(Dataset records)
################

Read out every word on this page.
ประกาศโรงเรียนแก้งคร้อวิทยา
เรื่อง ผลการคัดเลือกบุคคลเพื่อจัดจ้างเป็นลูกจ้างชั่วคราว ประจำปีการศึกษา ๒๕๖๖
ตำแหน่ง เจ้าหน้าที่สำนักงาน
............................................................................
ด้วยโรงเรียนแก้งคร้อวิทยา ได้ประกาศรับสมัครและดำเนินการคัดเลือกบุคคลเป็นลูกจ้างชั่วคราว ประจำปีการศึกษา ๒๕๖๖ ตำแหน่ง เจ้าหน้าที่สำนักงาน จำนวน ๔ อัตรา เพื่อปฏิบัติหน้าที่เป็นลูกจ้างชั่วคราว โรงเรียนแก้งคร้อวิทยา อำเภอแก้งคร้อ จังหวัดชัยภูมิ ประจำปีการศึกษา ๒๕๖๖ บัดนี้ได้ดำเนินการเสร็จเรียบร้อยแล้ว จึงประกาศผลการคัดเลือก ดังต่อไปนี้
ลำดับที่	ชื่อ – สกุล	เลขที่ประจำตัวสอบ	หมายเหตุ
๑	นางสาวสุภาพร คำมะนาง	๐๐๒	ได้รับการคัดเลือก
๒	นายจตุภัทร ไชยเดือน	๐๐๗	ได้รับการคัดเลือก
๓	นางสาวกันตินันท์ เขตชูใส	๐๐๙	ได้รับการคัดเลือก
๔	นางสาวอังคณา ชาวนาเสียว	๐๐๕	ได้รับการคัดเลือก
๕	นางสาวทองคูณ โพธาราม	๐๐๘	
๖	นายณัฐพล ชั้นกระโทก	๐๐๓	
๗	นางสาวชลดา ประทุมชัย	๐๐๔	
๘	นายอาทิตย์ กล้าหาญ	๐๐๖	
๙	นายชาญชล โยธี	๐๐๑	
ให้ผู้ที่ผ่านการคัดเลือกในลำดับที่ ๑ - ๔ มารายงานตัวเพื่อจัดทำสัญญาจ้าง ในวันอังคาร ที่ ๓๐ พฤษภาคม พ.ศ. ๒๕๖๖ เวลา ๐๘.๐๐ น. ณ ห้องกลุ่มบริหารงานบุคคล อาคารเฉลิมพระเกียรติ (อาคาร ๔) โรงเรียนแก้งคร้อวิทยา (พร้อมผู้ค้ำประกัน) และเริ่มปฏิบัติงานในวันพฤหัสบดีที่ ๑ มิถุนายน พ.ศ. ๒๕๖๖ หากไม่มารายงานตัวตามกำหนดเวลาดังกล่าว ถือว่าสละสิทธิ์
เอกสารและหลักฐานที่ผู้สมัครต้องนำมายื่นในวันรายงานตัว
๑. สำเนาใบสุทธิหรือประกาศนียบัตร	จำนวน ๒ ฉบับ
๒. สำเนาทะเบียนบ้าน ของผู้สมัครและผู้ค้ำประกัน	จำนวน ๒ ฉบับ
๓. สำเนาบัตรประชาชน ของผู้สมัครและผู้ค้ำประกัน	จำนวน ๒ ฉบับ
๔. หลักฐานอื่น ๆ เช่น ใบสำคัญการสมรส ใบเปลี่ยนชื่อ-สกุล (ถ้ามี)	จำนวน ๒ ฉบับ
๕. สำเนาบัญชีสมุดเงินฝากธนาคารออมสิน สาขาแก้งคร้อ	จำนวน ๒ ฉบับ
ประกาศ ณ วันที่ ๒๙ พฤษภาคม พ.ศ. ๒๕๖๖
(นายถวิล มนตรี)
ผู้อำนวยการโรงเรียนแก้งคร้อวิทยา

################

» Aim of the exercise
The entries above must be returned in full, exactly as shown.

» Reply
Read out every word on this page.
ประกาศโรงเรียนแก้งคร้อวิทยา
เรื่อง ผลการคัดเลือกบุคคลเพื่อจัดจ้างเป็นลูกจ้างชั่วคราว ประจำปีการศึกษา ๒๕๖๖
ตำแหน่ง เจ้าหน้าที่สำนักงาน
............................................................................
ด้วยโรงเรียนแก้งคร้อวิทยา ได้ประกาศรับสมัครและดำเนินการคัดเลือกบุคคลเป็นลูกจ้างชั่วคราว ประจำปีการศึกษา ๒๕๖๖ ตำแหน่ง เจ้าหน้าที่สำนักงาน จำนวน ๔ อัตรา เพื่อปฏิบัติหน้าที่เป็นลูกจ้างชั่วคราว โรงเรียนแก้งคร้อวิทยา อำเภอแก้งคร้อ จังหวัดชัยภูมิ ประจำปีการศึกษา ๒๕๖๖ บัดนี้ได้ดำเนินการเสร็จเรียบร้อยแล้ว จึงประกาศผลการคัดเลือก ดังต่อไปนี้
ลำดับที่	ชื่อ – สกุล	เลขที่ประจำตัวสอบ	หมายเหตุ
๑	นางสาวสุภาพร คำมะนาง	๐๐๒	ได้รับการคัดเลือก
๒	นายจตุภัทร ไชยเดือน	๐๐๗	ได้รับการคัดเลือก
๓	นางสาวกันตินันท์ เขตชูใส	๐๐๙	ได้รับการคัดเลือก
๔	นางสาวอังคณา ชาวนาเสียว	๐๐๕	ได้รับการคัดเลือก
๕	นางสาวทองคูณ โพธาราม	๐๐๘	
๖	นายณัฐพล ชั้นกระโทก	๐๐๓	
๗	นางสาวชลดา ประทุมชัย	๐๐๔	
๘	นายอาทิตย์ กล้าหาญ	๐๐๖	
๙	นายชาญชล โยธี	๐๐๑	
ให้ผู้ที่ผ่านการคัดเลือกในลำดับที่ ๑ - ๔ มารายงานตัวเพื่อจัดทำสัญญาจ้าง ในวันอังคาร ที่ ๓๐ พฤษภาคม พ.ศ. ๒๕๖๖ เวลา ๐๘.๐๐ น. ณ ห้องกลุ่มบริหารงานบุคคล อาคารเฉลิมพระเกียรติ (อาคาร ๔) โรงเรียนแก้งคร้อวิทยา (พร้อมผู้ค้ำประกัน) และเริ่มปฏิบัติงานในวันพฤหัสบดีที่ ๑ มิถุนายน พ.ศ. ๒๕๖๖ หากไม่มารายงานตัวตามกำหนดเวลาดังกล่าว ถือว่าสละสิทธิ์
เอกสารและหลักฐานที่ผู้สมัครต้องนำมายื่นในวันรายงานตัว
๑. สำเนาใบสุทธิหรือประกาศนียบัตร	จำนวน ๒ ฉบับ
๒. สำเนาทะเบียนบ้าน ของผู้สมัครและผู้ค้ำประกัน	จำนวน ๒ ฉบับ
๓. สำเนาบัตรประชาชน ของผู้สมัครและผู้ค้ำประกัน	จำนวน ๒ ฉบับ
๔. หลักฐานอื่น ๆ เช่น ใบสำคัญการสมรส ใบเปลี่ยนชื่อ-สกุล (ถ้ามี)	จำนวน ๒ ฉบับ
๕. สำเนาบัญชีสมุดเงินฝากธนาคารออมสิน สาขาแก้งคร้อ	จำนวน ๒ ฉบับ
ประกาศ ณ วันที่ ๒๙ พฤษภาคม พ.ศ. ๒๕๖๖
(นายถวิล มนตรี)
ผู้อำนวยการโรงเรียนแก้งคร้อวิทยา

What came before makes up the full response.